Problem statement :: Leave out the pictures and transcribe everything else exactly.
------------------------
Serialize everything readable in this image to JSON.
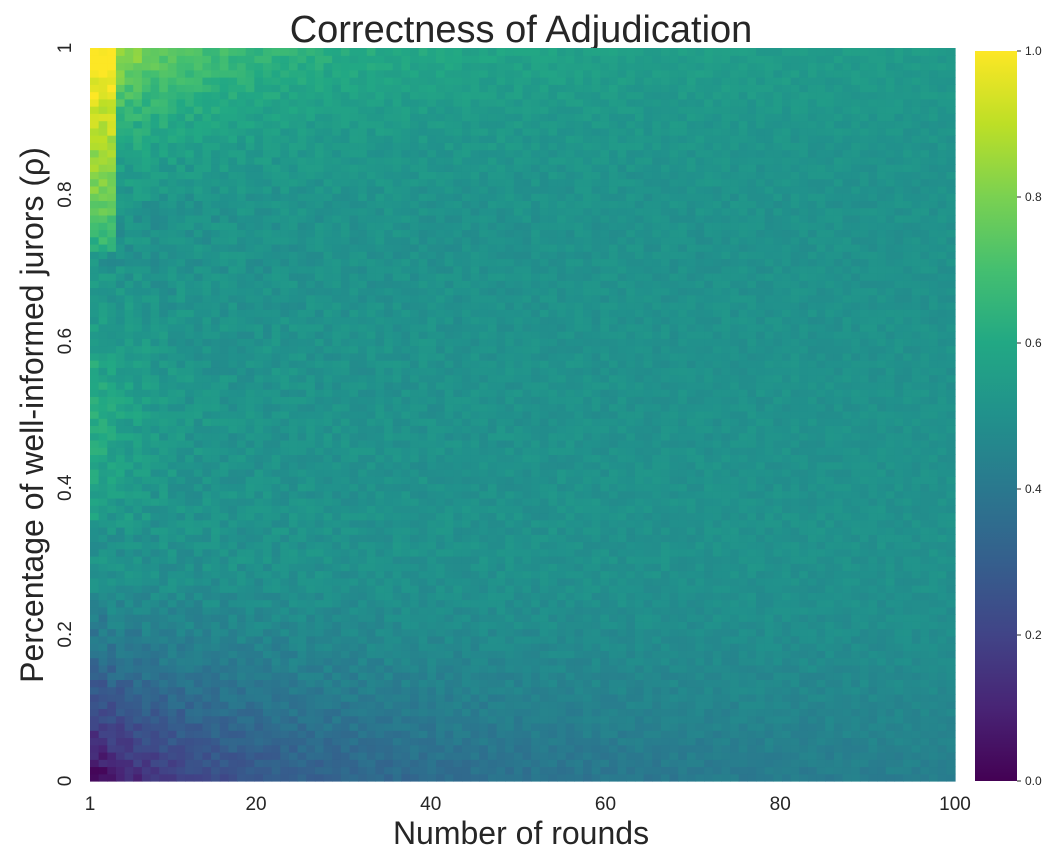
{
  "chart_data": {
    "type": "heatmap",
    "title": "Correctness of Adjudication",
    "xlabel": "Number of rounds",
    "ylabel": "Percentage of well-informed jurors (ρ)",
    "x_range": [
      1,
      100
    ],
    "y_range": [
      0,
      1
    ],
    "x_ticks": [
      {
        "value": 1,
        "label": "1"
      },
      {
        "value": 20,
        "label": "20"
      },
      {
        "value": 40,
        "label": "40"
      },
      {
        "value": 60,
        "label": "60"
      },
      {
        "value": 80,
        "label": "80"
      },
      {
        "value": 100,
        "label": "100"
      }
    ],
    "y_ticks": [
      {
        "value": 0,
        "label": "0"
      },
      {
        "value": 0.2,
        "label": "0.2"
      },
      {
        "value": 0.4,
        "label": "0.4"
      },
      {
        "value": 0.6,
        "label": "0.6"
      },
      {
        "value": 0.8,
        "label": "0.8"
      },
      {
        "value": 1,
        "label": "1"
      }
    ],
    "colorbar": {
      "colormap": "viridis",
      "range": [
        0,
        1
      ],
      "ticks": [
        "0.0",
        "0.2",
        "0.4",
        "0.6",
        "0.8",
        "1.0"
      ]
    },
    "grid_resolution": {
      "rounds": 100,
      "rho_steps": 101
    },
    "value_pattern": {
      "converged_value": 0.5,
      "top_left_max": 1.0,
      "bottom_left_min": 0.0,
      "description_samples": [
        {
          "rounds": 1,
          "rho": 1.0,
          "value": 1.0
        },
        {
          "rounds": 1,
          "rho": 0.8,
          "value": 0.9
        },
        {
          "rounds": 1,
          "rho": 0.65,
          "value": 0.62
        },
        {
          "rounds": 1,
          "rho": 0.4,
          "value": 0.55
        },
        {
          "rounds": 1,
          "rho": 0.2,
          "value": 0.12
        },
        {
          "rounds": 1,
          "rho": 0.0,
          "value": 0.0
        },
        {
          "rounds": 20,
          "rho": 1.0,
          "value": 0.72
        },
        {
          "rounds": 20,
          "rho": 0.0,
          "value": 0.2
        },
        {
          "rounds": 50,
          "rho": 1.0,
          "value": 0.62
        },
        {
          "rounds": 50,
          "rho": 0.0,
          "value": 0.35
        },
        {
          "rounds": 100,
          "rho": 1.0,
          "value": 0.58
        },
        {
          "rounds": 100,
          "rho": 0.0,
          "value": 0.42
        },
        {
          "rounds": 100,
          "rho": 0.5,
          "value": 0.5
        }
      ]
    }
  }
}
------------------------
Final answer ::
Serialize everything readable in this image to JSON.
{
  "chart_data": {
    "type": "heatmap",
    "title": "Correctness of Adjudication",
    "xlabel": "Number of rounds",
    "ylabel": "Percentage of well-informed jurors (ρ)",
    "x_range": [
      1,
      100
    ],
    "y_range": [
      0,
      1
    ],
    "x_ticks": [
      {
        "value": 1,
        "label": "1"
      },
      {
        "value": 20,
        "label": "20"
      },
      {
        "value": 40,
        "label": "40"
      },
      {
        "value": 60,
        "label": "60"
      },
      {
        "value": 80,
        "label": "80"
      },
      {
        "value": 100,
        "label": "100"
      }
    ],
    "y_ticks": [
      {
        "value": 0,
        "label": "0"
      },
      {
        "value": 0.2,
        "label": "0.2"
      },
      {
        "value": 0.4,
        "label": "0.4"
      },
      {
        "value": 0.6,
        "label": "0.6"
      },
      {
        "value": 0.8,
        "label": "0.8"
      },
      {
        "value": 1,
        "label": "1"
      }
    ],
    "colorbar": {
      "colormap": "viridis",
      "range": [
        0,
        1
      ],
      "ticks": [
        "0.0",
        "0.2",
        "0.4",
        "0.6",
        "0.8",
        "1.0"
      ]
    },
    "grid_resolution": {
      "rounds": 100,
      "rho_steps": 101
    },
    "value_pattern": {
      "converged_value": 0.5,
      "top_left_max": 1.0,
      "bottom_left_min": 0.0,
      "description_samples": [
        {
          "rounds": 1,
          "rho": 1.0,
          "value": 1.0
        },
        {
          "rounds": 1,
          "rho": 0.8,
          "value": 0.9
        },
        {
          "rounds": 1,
          "rho": 0.65,
          "value": 0.62
        },
        {
          "rounds": 1,
          "rho": 0.4,
          "value": 0.55
        },
        {
          "rounds": 1,
          "rho": 0.2,
          "value": 0.12
        },
        {
          "rounds": 1,
          "rho": 0.0,
          "value": 0.0
        },
        {
          "rounds": 20,
          "rho": 1.0,
          "value": 0.72
        },
        {
          "rounds": 20,
          "rho": 0.0,
          "value": 0.2
        },
        {
          "rounds": 50,
          "rho": 1.0,
          "value": 0.62
        },
        {
          "rounds": 50,
          "rho": 0.0,
          "value": 0.35
        },
        {
          "rounds": 100,
          "rho": 1.0,
          "value": 0.58
        },
        {
          "rounds": 100,
          "rho": 0.0,
          "value": 0.42
        },
        {
          "rounds": 100,
          "rho": 0.5,
          "value": 0.5
        }
      ]
    }
  }
}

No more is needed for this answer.